[Stored data]

-------------------------

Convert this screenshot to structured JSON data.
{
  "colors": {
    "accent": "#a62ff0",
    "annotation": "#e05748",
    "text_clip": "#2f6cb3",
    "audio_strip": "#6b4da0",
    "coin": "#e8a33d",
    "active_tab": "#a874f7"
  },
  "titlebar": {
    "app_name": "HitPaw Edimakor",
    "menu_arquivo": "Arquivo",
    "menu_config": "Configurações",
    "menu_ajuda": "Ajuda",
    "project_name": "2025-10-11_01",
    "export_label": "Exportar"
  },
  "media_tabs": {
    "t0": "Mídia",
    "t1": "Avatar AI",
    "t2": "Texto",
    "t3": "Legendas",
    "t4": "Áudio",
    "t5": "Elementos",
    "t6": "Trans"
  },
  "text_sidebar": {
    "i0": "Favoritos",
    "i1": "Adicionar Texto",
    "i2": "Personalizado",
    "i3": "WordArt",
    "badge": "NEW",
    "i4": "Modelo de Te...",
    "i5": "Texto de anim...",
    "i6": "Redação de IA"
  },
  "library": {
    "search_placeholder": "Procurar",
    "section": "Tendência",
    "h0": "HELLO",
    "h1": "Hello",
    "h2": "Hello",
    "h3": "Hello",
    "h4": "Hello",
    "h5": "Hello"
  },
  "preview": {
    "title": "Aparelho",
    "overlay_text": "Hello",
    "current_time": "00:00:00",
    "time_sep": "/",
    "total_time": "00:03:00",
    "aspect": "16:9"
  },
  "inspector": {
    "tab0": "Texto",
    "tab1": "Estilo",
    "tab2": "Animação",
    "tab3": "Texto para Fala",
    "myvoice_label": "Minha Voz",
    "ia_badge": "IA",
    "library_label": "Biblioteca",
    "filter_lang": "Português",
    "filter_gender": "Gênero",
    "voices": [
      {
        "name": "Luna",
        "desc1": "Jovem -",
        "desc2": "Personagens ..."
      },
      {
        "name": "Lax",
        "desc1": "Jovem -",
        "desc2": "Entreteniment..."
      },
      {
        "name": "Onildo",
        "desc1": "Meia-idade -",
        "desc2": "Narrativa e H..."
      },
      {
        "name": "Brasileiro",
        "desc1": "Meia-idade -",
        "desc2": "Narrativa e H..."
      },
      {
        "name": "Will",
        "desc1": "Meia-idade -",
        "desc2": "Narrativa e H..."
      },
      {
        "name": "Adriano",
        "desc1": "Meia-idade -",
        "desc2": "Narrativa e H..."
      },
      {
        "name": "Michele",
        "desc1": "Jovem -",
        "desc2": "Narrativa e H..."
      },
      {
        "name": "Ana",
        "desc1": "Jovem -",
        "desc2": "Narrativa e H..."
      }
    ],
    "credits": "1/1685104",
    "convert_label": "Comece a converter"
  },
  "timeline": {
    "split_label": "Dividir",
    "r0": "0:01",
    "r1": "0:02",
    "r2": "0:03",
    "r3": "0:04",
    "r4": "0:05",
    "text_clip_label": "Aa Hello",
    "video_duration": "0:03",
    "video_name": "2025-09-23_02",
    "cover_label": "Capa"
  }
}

-------------------------

Goal: Return all the data exactly as given.

Exercise response:
Convert this screenshot to structured JSON data.
{
  "colors": {
    "accent": "#a62ff0",
    "annotation": "#e05748",
    "text_clip": "#2f6cb3",
    "audio_strip": "#6b4da0",
    "coin": "#e8a33d",
    "active_tab": "#a874f7"
  },
  "titlebar": {
    "app_name": "HitPaw Edimakor",
    "menu_arquivo": "Arquivo",
    "menu_config": "Configurações",
    "menu_ajuda": "Ajuda",
    "project_name": "2025-10-11_01",
    "export_label": "Exportar"
  },
  "media_tabs": {
    "t0": "Mídia",
    "t1": "Avatar AI",
    "t2": "Texto",
    "t3": "Legendas",
    "t4": "Áudio",
    "t5": "Elementos",
    "t6": "Trans"
  },
  "text_sidebar": {
    "i0": "Favoritos",
    "i1": "Adicionar Texto",
    "i2": "Personalizado",
    "i3": "WordArt",
    "badge": "NEW",
    "i4": "Modelo de Te...",
    "i5": "Texto de anim...",
    "i6": "Redação de IA"
  },
  "library": {
    "search_placeholder": "Procurar",
    "section": "Tendência",
    "h0": "HELLO",
    "h1": "Hello",
    "h2": "Hello",
    "h3": "Hello",
    "h4": "Hello",
    "h5": "Hello"
  },
  "preview": {
    "title": "Aparelho",
    "overlay_text": "Hello",
    "current_time": "00:00:00",
    "time_sep": "/",
    "total_time": "00:03:00",
    "aspect": "16:9"
  },
  "inspector": {
    "tab0": "Texto",
    "tab1": "Estilo",
    "tab2": "Animação",
    "tab3": "Texto para Fala",
    "myvoice_label": "Minha Voz",
    "ia_badge": "IA",
    "library_label": "Biblioteca",
    "filter_lang": "Português",
    "filter_gender": "Gênero",
    "voices": [
      {
        "name": "Luna",
        "desc1": "Jovem -",
        "desc2": "Personagens ..."
      },
      {
        "name": "Lax",
        "desc1": "Jovem -",
        "desc2": "Entreteniment..."
      },
      {
        "name": "Onildo",
        "desc1": "Meia-idade -",
        "desc2": "Narrativa e H..."
      },
      {
        "name": "Brasileiro",
        "desc1": "Meia-idade -",
        "desc2": "Narrativa e H..."
      },
      {
        "name": "Will",
        "desc1": "Meia-idade -",
        "desc2": "Narrativa e H..."
      },
      {
        "name": "Adriano",
        "desc1": "Meia-idade -",
        "desc2": "Narrativa e H..."
      },
      {
        "name": "Michele",
        "desc1": "Jovem -",
        "desc2": "Narrativa e H..."
      },
      {
        "name": "Ana",
        "desc1": "Jovem -",
        "desc2": "Narrativa e H..."
      }
    ],
    "credits": "1/1685104",
    "convert_label": "Comece a converter"
  },
  "timeline": {
    "split_label": "Dividir",
    "r0": "0:01",
    "r1": "0:02",
    "r2": "0:03",
    "r3": "0:04",
    "r4": "0:05",
    "text_clip_label": "Aa Hello",
    "video_duration": "0:03",
    "video_name": "2025-09-23_02",
    "cover_label": "Capa"
  }
}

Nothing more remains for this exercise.